Output every entry exactly, from the first line to the last.
========================================================================
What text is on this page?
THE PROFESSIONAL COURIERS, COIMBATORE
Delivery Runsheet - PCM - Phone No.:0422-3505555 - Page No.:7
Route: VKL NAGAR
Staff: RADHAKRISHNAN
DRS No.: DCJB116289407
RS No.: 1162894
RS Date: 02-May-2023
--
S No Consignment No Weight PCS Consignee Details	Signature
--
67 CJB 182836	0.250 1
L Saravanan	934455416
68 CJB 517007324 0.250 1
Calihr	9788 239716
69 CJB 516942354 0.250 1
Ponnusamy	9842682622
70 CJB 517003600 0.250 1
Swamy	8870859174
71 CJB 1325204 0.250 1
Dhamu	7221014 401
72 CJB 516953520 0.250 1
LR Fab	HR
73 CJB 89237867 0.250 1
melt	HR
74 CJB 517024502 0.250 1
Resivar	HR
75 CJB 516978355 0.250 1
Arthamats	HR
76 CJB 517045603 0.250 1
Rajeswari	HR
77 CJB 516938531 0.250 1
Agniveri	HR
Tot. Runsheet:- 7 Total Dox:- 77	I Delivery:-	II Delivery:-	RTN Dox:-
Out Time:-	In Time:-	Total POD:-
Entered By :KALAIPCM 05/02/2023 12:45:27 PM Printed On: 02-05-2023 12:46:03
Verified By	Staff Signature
========================================================================
◆ **Task response**:
What text is on this page?
THE PROFESSIONAL COURIERS, COIMBATORE
Delivery Runsheet - PCM - Phone No.:0422-3505555 - Page No.:7
Route: VKL NAGAR
Staff: RADHAKRISHNAN
DRS No.: DCJB116289407
RS No.: 1162894
RS Date: 02-May-2023
--
S No Consignment No Weight PCS Consignee Details	Signature
--
67 CJB 182836	0.250 1
L Saravanan	934455416
68 CJB 517007324 0.250 1
Calihr	9788 239716
69 CJB 516942354 0.250 1
Ponnusamy	9842682622
70 CJB 517003600 0.250 1
Swamy	8870859174
71 CJB 1325204 0.250 1
Dhamu	7221014 401
72 CJB 516953520 0.250 1
LR Fab	HR
73 CJB 89237867 0.250 1
melt	HR
74 CJB 517024502 0.250 1
Resivar	HR
75 CJB 516978355 0.250 1
Arthamats	HR
76 CJB 517045603 0.250 1
Rajeswari	HR
77 CJB 516938531 0.250 1
Agniveri	HR
Tot. Runsheet:- 7 Total Dox:- 77	I Delivery:-	II Delivery:-	RTN Dox:-
Out Time:-	In Time:-	Total POD:-
Entered By :KALAIPCM 05/02/2023 12:45:27 PM Printed On: 02-05-2023 12:46:03
Verified By	Staff Signature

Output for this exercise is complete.